SUPPLIED RECORDS:

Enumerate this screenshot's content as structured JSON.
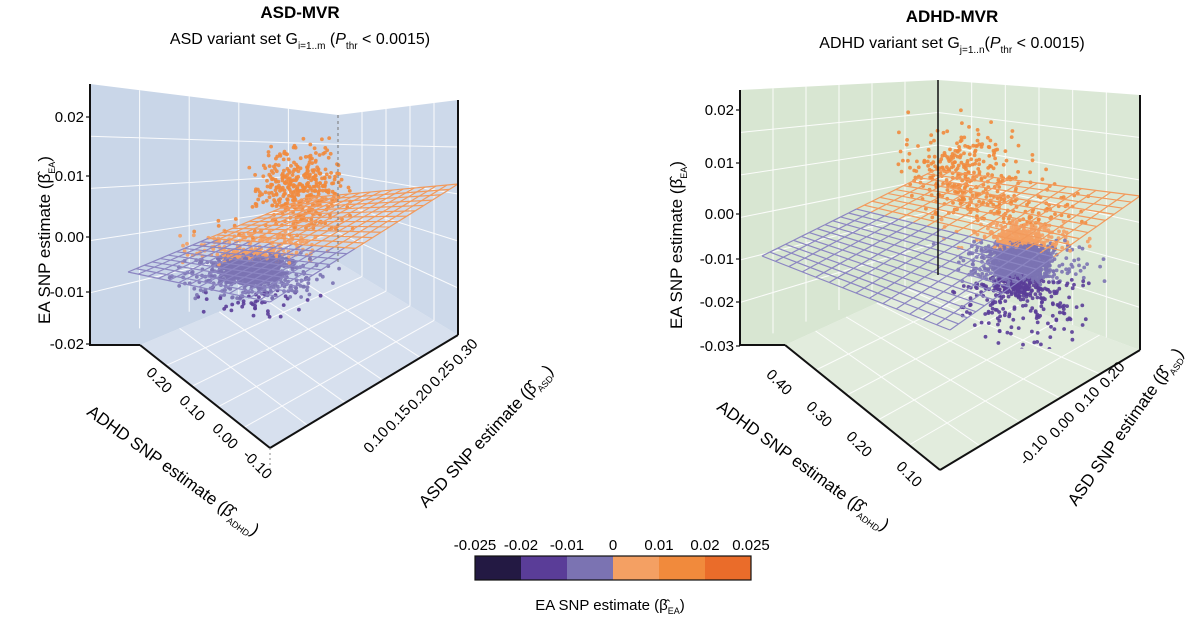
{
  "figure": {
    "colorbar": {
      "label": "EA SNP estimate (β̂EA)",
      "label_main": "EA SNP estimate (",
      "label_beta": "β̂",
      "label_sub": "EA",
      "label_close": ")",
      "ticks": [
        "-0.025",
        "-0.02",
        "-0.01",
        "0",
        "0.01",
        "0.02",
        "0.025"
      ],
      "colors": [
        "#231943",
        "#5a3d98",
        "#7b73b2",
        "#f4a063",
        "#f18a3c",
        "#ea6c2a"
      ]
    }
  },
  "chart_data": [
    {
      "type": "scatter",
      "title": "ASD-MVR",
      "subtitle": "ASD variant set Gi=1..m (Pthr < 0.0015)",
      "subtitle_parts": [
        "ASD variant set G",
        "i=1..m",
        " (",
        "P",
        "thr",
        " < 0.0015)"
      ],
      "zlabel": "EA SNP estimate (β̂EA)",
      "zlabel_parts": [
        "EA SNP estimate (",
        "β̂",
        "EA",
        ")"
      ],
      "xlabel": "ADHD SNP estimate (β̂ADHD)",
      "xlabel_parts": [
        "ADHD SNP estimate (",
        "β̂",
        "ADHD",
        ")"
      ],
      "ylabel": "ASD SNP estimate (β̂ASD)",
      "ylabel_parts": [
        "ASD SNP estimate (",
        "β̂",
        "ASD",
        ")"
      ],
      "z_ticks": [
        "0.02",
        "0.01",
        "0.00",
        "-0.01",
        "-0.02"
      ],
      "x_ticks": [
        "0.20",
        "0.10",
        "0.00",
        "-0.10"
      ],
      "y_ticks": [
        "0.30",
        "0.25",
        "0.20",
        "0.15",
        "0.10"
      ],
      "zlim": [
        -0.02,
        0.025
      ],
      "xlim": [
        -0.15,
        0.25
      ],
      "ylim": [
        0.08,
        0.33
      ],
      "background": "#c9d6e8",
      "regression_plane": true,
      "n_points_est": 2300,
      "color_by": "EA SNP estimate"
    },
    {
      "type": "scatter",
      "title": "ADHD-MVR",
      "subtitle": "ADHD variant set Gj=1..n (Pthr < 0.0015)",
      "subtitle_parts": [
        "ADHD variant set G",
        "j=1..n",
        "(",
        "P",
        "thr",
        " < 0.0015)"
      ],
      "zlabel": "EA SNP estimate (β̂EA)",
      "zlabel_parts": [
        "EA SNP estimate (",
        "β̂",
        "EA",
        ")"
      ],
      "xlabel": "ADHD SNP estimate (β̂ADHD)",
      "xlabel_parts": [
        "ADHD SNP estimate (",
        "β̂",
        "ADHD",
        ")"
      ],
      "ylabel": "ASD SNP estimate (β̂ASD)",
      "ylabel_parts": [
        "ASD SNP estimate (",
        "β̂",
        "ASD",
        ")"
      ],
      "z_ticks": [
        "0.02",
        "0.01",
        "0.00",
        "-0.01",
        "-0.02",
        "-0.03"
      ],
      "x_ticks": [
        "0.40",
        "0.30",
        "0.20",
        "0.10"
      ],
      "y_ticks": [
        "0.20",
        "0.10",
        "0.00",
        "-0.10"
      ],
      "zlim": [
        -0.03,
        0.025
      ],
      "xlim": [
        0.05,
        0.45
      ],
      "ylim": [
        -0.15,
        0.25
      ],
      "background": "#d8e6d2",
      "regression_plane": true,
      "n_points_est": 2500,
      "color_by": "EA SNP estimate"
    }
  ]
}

TO BE DONE: Give back each entry exactly as it appears, with no pictures.

FINAL RESULT:
Enumerate this screenshot's content as structured JSON.
{
  "figure": {
    "colorbar": {
      "label": "EA SNP estimate (β̂EA)",
      "label_main": "EA SNP estimate (",
      "label_beta": "β̂",
      "label_sub": "EA",
      "label_close": ")",
      "ticks": [
        "-0.025",
        "-0.02",
        "-0.01",
        "0",
        "0.01",
        "0.02",
        "0.025"
      ],
      "colors": [
        "#231943",
        "#5a3d98",
        "#7b73b2",
        "#f4a063",
        "#f18a3c",
        "#ea6c2a"
      ]
    }
  },
  "chart_data": [
    {
      "type": "scatter",
      "title": "ASD-MVR",
      "subtitle": "ASD variant set Gi=1..m (Pthr < 0.0015)",
      "subtitle_parts": [
        "ASD variant set G",
        "i=1..m",
        " (",
        "P",
        "thr",
        " < 0.0015)"
      ],
      "zlabel": "EA SNP estimate (β̂EA)",
      "zlabel_parts": [
        "EA SNP estimate (",
        "β̂",
        "EA",
        ")"
      ],
      "xlabel": "ADHD SNP estimate (β̂ADHD)",
      "xlabel_parts": [
        "ADHD SNP estimate (",
        "β̂",
        "ADHD",
        ")"
      ],
      "ylabel": "ASD SNP estimate (β̂ASD)",
      "ylabel_parts": [
        "ASD SNP estimate (",
        "β̂",
        "ASD",
        ")"
      ],
      "z_ticks": [
        "0.02",
        "0.01",
        "0.00",
        "-0.01",
        "-0.02"
      ],
      "x_ticks": [
        "0.20",
        "0.10",
        "0.00",
        "-0.10"
      ],
      "y_ticks": [
        "0.30",
        "0.25",
        "0.20",
        "0.15",
        "0.10"
      ],
      "zlim": [
        -0.02,
        0.025
      ],
      "xlim": [
        -0.15,
        0.25
      ],
      "ylim": [
        0.08,
        0.33
      ],
      "background": "#c9d6e8",
      "regression_plane": true,
      "n_points_est": 2300,
      "color_by": "EA SNP estimate"
    },
    {
      "type": "scatter",
      "title": "ADHD-MVR",
      "subtitle": "ADHD variant set Gj=1..n (Pthr < 0.0015)",
      "subtitle_parts": [
        "ADHD variant set G",
        "j=1..n",
        "(",
        "P",
        "thr",
        " < 0.0015)"
      ],
      "zlabel": "EA SNP estimate (β̂EA)",
      "zlabel_parts": [
        "EA SNP estimate (",
        "β̂",
        "EA",
        ")"
      ],
      "xlabel": "ADHD SNP estimate (β̂ADHD)",
      "xlabel_parts": [
        "ADHD SNP estimate (",
        "β̂",
        "ADHD",
        ")"
      ],
      "ylabel": "ASD SNP estimate (β̂ASD)",
      "ylabel_parts": [
        "ASD SNP estimate (",
        "β̂",
        "ASD",
        ")"
      ],
      "z_ticks": [
        "0.02",
        "0.01",
        "0.00",
        "-0.01",
        "-0.02",
        "-0.03"
      ],
      "x_ticks": [
        "0.40",
        "0.30",
        "0.20",
        "0.10"
      ],
      "y_ticks": [
        "0.20",
        "0.10",
        "0.00",
        "-0.10"
      ],
      "zlim": [
        -0.03,
        0.025
      ],
      "xlim": [
        0.05,
        0.45
      ],
      "ylim": [
        -0.15,
        0.25
      ],
      "background": "#d8e6d2",
      "regression_plane": true,
      "n_points_est": 2500,
      "color_by": "EA SNP estimate"
    }
  ]
}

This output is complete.